WHAT TO WORK ON
What follows is a set of entries. Give them again exactly, without the pictures.

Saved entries
═══

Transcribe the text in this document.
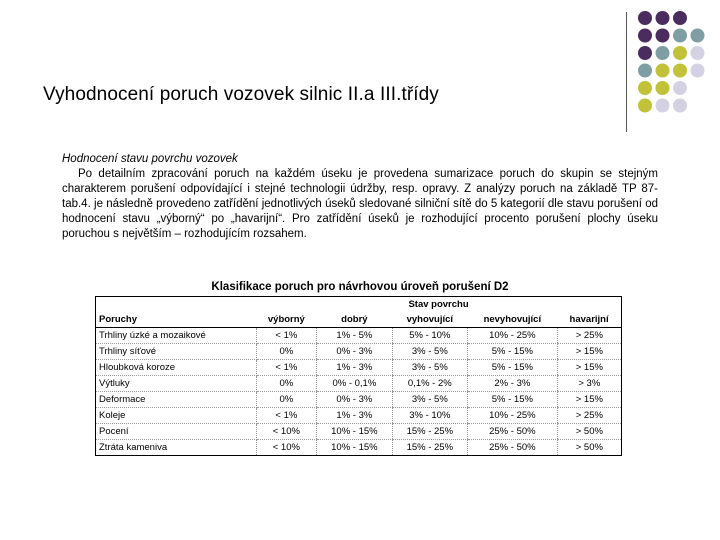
Vyhodnocení poruch vozovek silnic II.a III.třídy
Hodnocení stavu povrchu vozovek
Po detailním zpracování poruch na každém úseku je provedena sumarizace poruch do skupin se stejným charakterem porušení odpovídající i stejné technologii údržby, resp. opravy. Z analýzy poruch na základě TP 87- tab.4. je následně provedeno zatřídění jednotlivých úseků sledované silniční sítě do 5 kategorií dle stavu porušení od hodnocení stavu „výborný“ po „havarijní“. Pro zatřídění úseků je rozhodující procento porušení plochy úseku poruchou s největším – rozhodujícím rozsahem.
Klasifikace poruch pro návrhovou úroveň porušení D2
	Stav povrchu				
Poruchy	výborný	dobrý	vyhovující	nevyhovující	havarijní
Trhliny úzké a mozaikové	< 1%	1% - 5%	5% - 10%	10% - 25%	> 25%
Trhliny síťové	0%	0% - 3%	3% - 5%	5% - 15%	> 15%
Hloubková koroze	< 1%	1% - 3%	3% - 5%	5% - 15%	> 15%
Výtluky	0%	0% - 0,1%	0,1% - 2%	2% - 3%	> 3%
Deformace	0%	0% - 3%	3% - 5%	5% - 15%	> 15%
Koleje	< 1%	1% - 3%	3% - 10%	10% - 25%	> 25%
Pocení	< 10%	10% - 15%	15% - 25%	25% - 50%	> 50%
Ztráta kameniva	< 10%	10% - 15%	15% - 25%	25% - 50%	> 50%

═══

SOLVED EXERCISE
Transcribe the text in this document.
Vyhodnocení poruch vozovek silnic II.a III.třídy
Hodnocení stavu povrchu vozovek
Po detailním zpracování poruch na každém úseku je provedena sumarizace poruch do skupin se stejným charakterem porušení odpovídající i stejné technologii údržby, resp. opravy. Z analýzy poruch na základě TP 87- tab.4. je následně provedeno zatřídění jednotlivých úseků sledované silniční sítě do 5 kategorií dle stavu porušení od hodnocení stavu „výborný“ po „havarijní“. Pro zatřídění úseků je rozhodující procento porušení plochy úseku poruchou s největším – rozhodujícím rozsahem.
Klasifikace poruch pro návrhovou úroveň porušení D2
	Stav povrchu				
Poruchy	výborný	dobrý	vyhovující	nevyhovující	havarijní
Trhliny úzké a mozaikové	< 1%	1% - 5%	5% - 10%	10% - 25%	> 25%
Trhliny síťové	0%	0% - 3%	3% - 5%	5% - 15%	> 15%
Hloubková koroze	< 1%	1% - 3%	3% - 5%	5% - 15%	> 15%
Výtluky	0%	0% - 0,1%	0,1% - 2%	2% - 3%	> 3%
Deformace	0%	0% - 3%	3% - 5%	5% - 15%	> 15%
Koleje	< 1%	1% - 3%	3% - 10%	10% - 25%	> 25%
Pocení	< 10%	10% - 15%	15% - 25%	25% - 50%	> 50%
Ztráta kameniva	< 10%	10% - 15%	15% - 25%	25% - 50%	> 50%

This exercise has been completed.